What is expected
Copy every line that holds "true".

_ _ _ _ _

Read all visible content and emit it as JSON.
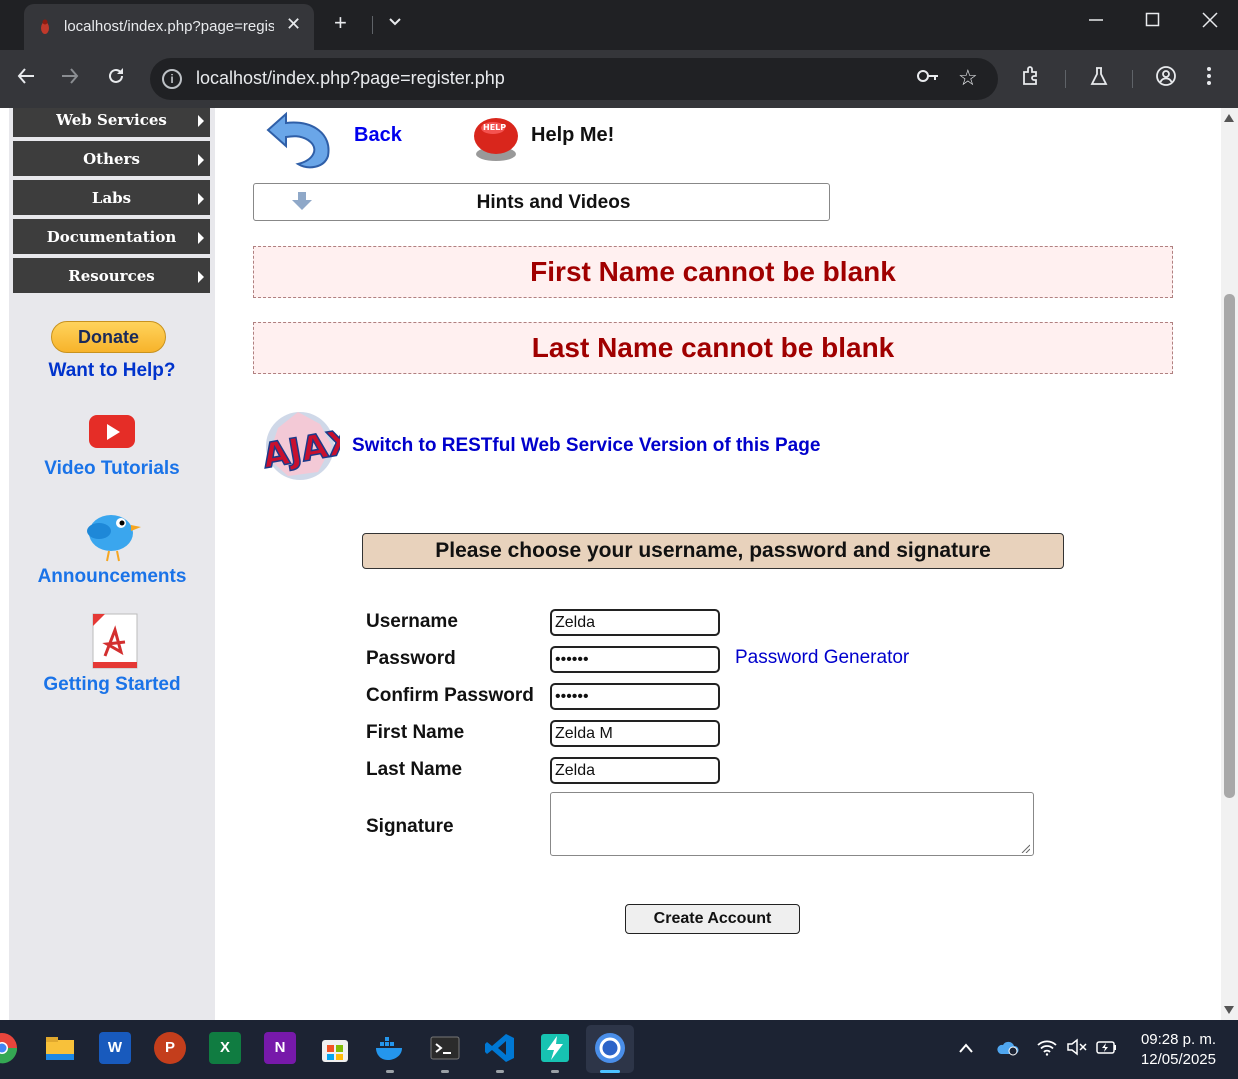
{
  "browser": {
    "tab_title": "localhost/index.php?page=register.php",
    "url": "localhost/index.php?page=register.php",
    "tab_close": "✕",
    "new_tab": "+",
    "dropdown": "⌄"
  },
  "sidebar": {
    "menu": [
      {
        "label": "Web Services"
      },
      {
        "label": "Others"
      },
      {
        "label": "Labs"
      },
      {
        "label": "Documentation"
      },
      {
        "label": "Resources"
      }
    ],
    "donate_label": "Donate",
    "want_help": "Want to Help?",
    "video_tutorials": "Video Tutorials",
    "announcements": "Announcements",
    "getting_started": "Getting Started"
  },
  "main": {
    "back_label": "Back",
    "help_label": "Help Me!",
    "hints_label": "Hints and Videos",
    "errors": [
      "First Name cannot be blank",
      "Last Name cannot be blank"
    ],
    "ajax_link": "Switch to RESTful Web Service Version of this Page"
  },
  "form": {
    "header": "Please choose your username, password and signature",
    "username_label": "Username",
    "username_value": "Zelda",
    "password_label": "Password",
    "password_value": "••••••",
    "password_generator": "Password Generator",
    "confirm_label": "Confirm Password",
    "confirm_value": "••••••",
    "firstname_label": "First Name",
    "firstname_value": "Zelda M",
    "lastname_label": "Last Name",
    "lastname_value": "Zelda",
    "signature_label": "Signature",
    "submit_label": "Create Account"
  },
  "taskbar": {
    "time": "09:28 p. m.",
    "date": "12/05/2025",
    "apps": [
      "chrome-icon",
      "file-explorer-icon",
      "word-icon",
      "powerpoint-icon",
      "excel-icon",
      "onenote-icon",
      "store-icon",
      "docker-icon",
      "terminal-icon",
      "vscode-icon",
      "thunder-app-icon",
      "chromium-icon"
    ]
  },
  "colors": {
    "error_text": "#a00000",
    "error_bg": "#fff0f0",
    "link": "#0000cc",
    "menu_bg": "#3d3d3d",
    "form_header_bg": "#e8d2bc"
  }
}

_ _ _ _ _

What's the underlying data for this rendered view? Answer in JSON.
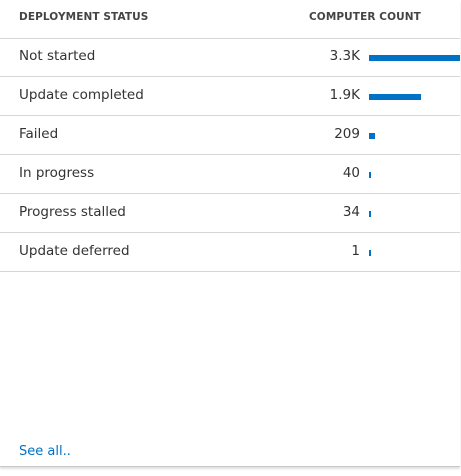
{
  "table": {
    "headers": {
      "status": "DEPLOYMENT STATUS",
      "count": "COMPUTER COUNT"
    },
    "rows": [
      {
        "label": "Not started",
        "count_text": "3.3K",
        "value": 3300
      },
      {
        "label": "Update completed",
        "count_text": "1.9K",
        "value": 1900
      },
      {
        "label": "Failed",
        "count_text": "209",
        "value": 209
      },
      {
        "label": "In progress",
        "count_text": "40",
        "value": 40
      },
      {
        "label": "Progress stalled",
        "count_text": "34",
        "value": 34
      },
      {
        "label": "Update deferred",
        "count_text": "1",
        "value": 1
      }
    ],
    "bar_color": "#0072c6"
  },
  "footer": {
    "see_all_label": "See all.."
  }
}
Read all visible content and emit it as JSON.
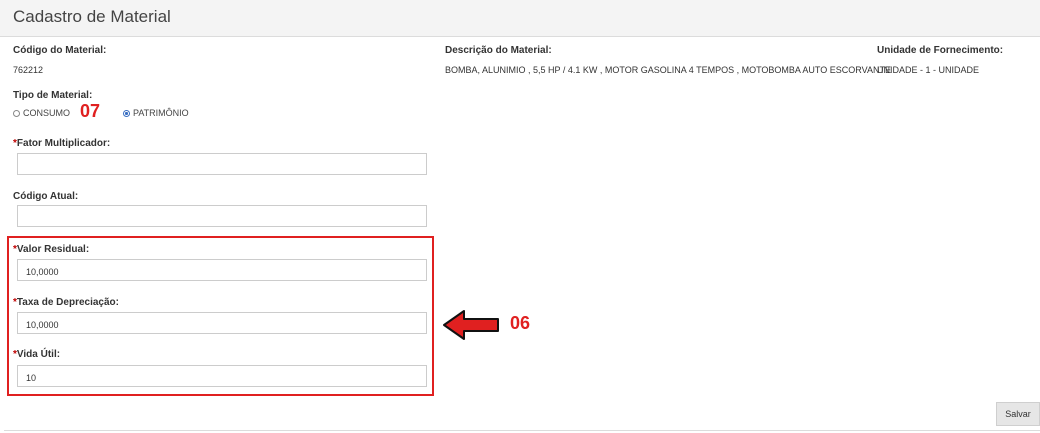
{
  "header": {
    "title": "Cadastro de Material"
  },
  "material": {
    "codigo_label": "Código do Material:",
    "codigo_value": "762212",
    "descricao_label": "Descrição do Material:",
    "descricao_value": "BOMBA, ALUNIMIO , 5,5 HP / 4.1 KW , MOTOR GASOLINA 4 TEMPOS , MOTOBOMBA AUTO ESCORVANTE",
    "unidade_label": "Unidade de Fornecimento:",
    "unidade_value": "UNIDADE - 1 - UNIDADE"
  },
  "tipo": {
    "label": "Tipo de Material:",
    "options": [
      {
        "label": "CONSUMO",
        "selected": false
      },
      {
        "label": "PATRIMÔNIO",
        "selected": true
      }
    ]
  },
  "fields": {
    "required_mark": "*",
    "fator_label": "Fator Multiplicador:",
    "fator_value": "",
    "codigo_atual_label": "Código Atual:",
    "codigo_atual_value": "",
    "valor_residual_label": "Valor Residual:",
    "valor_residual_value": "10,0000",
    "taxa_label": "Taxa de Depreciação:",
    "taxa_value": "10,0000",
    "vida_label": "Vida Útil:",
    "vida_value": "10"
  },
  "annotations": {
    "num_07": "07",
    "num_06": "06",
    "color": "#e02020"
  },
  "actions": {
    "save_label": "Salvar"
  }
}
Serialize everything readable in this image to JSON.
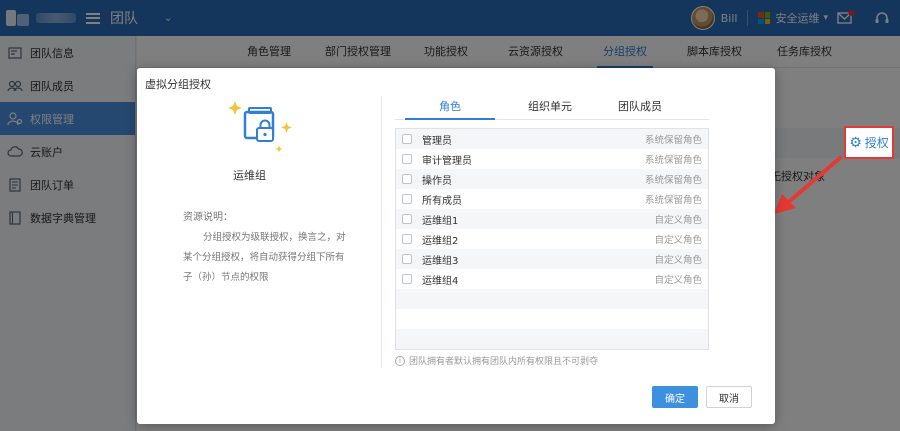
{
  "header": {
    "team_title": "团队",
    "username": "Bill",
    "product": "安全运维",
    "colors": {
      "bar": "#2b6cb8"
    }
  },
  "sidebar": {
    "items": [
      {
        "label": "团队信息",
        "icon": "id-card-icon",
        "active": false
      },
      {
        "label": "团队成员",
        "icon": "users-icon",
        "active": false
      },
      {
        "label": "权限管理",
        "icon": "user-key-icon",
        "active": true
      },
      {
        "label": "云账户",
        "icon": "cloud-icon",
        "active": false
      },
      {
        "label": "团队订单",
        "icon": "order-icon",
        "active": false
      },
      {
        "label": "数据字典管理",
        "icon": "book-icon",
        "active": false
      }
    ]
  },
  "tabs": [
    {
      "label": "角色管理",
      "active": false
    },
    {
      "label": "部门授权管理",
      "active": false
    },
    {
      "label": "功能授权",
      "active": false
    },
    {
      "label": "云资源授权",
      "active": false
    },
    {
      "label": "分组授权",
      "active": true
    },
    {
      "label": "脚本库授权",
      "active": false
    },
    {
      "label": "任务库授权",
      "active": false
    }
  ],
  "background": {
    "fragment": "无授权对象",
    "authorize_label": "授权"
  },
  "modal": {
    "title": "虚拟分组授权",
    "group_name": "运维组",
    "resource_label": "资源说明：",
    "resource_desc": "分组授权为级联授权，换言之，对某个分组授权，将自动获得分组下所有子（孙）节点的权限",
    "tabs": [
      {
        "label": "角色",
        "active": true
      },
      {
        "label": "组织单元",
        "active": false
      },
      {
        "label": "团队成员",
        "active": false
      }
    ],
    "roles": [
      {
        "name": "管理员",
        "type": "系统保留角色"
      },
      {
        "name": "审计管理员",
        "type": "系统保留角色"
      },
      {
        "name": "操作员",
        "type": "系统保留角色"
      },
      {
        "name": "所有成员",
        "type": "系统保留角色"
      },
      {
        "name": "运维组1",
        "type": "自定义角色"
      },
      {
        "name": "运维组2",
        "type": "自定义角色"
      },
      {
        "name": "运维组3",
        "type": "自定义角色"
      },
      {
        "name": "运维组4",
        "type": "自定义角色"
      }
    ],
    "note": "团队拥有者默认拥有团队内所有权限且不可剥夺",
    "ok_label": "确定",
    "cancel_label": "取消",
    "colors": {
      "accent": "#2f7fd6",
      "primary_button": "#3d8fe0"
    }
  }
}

_ _ _ _ _

Answer
        "selected": true
        "active": true
      "active": true
        "active": true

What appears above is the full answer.